• [Data for processing]
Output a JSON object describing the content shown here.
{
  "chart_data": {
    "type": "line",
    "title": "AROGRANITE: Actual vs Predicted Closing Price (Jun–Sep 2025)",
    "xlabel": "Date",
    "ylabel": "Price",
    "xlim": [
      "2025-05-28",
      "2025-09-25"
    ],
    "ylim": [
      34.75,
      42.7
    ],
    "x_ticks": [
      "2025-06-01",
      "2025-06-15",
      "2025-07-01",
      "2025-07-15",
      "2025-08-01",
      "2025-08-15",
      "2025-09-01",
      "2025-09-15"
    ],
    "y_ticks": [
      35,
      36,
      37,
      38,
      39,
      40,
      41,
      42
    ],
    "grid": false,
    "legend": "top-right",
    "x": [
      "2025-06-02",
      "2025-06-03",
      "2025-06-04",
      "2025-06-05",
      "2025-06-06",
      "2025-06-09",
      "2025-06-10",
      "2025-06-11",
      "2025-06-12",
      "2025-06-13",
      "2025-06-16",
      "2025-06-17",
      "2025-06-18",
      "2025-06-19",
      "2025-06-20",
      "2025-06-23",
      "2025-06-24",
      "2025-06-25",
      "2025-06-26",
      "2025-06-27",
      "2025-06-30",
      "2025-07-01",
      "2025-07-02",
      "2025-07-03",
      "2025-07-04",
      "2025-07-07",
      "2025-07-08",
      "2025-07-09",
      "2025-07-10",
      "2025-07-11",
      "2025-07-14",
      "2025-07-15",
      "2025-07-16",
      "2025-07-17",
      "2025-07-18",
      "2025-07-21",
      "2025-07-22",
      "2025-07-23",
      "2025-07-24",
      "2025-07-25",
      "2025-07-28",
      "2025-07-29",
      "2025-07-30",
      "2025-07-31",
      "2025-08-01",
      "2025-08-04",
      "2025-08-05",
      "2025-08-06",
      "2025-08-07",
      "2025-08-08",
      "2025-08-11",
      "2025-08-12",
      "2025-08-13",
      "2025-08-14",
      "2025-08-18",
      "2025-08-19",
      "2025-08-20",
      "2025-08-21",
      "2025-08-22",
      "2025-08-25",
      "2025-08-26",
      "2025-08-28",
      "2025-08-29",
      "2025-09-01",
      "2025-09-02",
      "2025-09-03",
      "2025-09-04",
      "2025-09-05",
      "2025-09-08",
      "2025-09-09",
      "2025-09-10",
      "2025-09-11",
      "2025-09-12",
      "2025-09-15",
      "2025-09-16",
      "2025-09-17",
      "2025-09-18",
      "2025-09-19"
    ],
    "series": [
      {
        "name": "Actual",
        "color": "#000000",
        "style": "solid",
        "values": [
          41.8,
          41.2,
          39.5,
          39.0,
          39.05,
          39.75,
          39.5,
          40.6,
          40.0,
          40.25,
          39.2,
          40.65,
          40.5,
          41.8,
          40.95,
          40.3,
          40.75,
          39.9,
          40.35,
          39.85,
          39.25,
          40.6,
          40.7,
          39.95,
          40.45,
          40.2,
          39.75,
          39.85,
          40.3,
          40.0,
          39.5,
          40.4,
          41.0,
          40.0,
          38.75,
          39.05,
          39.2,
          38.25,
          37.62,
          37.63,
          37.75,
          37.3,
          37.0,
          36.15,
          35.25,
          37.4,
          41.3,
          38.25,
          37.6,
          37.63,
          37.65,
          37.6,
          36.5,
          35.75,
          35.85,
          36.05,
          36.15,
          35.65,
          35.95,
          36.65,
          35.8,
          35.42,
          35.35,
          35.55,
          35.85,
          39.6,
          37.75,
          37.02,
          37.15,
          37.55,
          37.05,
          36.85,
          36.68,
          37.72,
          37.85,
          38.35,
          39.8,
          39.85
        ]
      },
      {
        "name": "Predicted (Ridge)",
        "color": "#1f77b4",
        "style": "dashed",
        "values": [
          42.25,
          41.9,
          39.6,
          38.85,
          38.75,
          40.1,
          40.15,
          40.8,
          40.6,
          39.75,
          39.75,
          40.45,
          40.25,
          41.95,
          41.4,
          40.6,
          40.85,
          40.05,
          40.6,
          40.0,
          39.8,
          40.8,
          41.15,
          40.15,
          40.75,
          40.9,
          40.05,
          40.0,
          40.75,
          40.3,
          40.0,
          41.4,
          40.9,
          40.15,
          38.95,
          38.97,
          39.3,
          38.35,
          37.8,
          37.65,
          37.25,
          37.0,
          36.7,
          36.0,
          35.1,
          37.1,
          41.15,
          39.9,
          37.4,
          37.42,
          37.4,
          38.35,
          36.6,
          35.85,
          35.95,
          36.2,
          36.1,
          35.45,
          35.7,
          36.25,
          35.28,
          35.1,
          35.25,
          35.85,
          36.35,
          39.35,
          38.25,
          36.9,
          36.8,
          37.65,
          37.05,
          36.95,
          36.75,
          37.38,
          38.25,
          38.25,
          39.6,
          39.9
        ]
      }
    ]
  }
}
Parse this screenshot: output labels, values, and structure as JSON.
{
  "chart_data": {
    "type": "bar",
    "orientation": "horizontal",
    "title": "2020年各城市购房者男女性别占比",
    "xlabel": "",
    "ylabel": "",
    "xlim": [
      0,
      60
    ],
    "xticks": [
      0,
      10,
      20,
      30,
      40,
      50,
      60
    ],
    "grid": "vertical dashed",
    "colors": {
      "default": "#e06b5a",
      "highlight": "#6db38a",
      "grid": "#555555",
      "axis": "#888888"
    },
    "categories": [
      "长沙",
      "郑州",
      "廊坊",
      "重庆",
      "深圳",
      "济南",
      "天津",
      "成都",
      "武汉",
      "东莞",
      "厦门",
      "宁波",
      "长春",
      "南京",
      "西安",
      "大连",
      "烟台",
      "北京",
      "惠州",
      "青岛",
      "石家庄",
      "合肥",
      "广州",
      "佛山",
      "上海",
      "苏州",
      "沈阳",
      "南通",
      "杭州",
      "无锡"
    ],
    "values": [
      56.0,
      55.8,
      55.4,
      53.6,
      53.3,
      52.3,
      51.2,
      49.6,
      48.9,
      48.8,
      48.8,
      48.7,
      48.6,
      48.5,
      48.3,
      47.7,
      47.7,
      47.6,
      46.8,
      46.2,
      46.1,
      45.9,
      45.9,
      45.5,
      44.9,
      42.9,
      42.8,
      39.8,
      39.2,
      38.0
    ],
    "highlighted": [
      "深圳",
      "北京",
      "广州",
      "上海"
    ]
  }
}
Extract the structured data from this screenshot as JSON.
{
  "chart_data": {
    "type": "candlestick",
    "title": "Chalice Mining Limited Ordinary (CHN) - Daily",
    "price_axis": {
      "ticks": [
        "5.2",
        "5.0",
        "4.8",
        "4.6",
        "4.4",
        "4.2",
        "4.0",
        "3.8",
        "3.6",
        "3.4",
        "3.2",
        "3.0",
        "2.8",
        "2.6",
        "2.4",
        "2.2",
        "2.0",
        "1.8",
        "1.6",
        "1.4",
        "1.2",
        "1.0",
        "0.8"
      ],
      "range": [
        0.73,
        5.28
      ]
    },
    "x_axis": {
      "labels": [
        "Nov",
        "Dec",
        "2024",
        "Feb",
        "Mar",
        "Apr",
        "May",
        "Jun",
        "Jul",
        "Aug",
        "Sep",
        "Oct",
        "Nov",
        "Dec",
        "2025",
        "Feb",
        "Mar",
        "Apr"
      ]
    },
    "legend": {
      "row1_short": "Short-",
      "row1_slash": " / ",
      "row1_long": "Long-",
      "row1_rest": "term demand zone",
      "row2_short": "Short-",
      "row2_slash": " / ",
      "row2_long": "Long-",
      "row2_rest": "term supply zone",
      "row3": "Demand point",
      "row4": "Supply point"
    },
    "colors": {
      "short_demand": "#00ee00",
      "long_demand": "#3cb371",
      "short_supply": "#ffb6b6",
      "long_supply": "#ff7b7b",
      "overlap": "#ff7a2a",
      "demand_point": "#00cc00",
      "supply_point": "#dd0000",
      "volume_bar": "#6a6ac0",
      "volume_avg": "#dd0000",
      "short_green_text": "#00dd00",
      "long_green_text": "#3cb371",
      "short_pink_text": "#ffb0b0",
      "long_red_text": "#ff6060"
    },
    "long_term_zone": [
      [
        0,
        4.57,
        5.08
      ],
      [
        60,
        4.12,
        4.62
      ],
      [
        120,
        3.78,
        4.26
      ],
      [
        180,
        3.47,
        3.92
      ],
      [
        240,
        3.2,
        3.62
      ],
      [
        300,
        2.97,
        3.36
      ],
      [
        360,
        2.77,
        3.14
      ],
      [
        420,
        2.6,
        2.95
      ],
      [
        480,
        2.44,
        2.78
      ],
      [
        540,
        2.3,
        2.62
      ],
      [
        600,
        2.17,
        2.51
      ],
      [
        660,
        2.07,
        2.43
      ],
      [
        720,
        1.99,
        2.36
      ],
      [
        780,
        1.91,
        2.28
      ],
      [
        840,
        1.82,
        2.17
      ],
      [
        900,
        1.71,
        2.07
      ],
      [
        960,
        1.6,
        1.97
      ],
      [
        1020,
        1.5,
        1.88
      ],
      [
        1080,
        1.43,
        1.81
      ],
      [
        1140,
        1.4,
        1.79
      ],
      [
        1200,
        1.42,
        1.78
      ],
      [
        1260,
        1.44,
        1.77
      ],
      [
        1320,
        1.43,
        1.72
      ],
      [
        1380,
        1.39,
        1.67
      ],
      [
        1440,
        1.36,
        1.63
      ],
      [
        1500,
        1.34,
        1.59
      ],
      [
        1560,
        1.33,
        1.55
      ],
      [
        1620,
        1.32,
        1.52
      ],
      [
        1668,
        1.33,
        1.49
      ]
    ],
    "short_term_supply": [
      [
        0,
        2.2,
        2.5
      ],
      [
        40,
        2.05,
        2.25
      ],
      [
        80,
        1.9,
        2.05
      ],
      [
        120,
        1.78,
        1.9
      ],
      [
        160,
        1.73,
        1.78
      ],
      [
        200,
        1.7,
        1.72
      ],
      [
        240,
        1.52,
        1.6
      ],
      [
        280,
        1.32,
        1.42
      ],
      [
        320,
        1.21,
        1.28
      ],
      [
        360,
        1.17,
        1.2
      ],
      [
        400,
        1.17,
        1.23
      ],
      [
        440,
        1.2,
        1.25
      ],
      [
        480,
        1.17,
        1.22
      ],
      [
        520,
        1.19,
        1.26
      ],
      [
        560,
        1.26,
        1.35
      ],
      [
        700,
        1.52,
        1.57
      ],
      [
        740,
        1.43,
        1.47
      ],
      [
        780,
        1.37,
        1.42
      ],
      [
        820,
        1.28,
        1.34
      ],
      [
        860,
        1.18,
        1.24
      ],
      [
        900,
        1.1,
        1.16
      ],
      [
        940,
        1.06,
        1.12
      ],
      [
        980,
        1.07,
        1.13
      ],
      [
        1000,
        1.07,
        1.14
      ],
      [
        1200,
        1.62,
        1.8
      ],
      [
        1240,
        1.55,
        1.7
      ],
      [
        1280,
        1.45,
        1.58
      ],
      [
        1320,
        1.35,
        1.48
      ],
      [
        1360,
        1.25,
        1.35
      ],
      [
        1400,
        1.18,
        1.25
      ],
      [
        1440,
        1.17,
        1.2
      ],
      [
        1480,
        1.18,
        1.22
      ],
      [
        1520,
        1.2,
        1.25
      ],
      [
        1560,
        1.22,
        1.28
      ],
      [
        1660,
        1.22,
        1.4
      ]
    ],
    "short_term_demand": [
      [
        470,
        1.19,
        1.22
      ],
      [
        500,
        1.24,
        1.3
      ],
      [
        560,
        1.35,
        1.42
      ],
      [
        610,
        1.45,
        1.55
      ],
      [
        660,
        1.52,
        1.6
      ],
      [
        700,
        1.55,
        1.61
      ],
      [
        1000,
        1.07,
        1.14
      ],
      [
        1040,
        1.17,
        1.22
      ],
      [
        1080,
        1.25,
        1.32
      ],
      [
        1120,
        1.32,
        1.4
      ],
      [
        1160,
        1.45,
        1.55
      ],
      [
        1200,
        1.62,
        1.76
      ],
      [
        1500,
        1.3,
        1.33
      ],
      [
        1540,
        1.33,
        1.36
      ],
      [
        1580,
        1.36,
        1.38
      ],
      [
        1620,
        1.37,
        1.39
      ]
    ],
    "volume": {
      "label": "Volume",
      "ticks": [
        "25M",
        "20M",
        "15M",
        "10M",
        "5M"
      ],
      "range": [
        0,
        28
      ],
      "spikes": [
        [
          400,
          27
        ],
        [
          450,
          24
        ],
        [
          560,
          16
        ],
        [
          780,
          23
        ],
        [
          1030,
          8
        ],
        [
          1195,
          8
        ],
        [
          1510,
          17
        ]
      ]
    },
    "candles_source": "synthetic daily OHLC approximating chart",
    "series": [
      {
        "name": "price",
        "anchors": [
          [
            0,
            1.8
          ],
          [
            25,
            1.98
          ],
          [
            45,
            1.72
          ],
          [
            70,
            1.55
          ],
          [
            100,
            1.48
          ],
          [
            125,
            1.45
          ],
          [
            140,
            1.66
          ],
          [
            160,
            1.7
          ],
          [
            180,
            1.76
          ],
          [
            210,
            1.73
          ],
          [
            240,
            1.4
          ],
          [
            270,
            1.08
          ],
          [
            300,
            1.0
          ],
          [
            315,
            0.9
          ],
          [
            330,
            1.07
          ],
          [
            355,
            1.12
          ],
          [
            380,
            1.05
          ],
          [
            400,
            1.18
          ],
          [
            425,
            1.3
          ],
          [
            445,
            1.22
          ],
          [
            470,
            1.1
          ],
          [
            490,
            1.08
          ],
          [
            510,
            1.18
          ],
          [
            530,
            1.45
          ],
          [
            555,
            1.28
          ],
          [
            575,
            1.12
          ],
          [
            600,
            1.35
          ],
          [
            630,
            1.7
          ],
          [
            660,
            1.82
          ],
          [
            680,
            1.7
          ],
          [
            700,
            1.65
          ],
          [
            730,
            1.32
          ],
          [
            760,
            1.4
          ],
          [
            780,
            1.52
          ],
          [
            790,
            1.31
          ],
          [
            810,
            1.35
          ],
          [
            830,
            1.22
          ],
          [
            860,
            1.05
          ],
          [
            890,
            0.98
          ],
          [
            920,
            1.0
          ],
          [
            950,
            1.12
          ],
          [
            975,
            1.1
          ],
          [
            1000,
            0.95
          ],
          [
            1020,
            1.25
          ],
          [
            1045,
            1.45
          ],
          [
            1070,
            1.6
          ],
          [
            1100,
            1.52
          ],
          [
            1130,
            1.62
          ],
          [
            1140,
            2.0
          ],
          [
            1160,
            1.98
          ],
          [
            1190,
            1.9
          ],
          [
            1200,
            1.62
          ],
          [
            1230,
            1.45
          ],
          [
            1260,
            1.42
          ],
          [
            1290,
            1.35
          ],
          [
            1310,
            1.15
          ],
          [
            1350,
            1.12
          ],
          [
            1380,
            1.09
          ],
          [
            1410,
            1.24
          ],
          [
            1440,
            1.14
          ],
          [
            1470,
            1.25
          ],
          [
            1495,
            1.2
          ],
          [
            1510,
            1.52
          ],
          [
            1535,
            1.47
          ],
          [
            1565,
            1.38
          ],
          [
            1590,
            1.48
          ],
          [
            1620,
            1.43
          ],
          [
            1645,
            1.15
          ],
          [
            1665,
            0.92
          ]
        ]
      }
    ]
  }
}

• [Work required]
Identify the lines of the entries containing the string "values". Copy each such line.

• [Response]
        "values": [
        "values": [
Parse this screenshot: output labels, values, and structure as JSON.
    "values": [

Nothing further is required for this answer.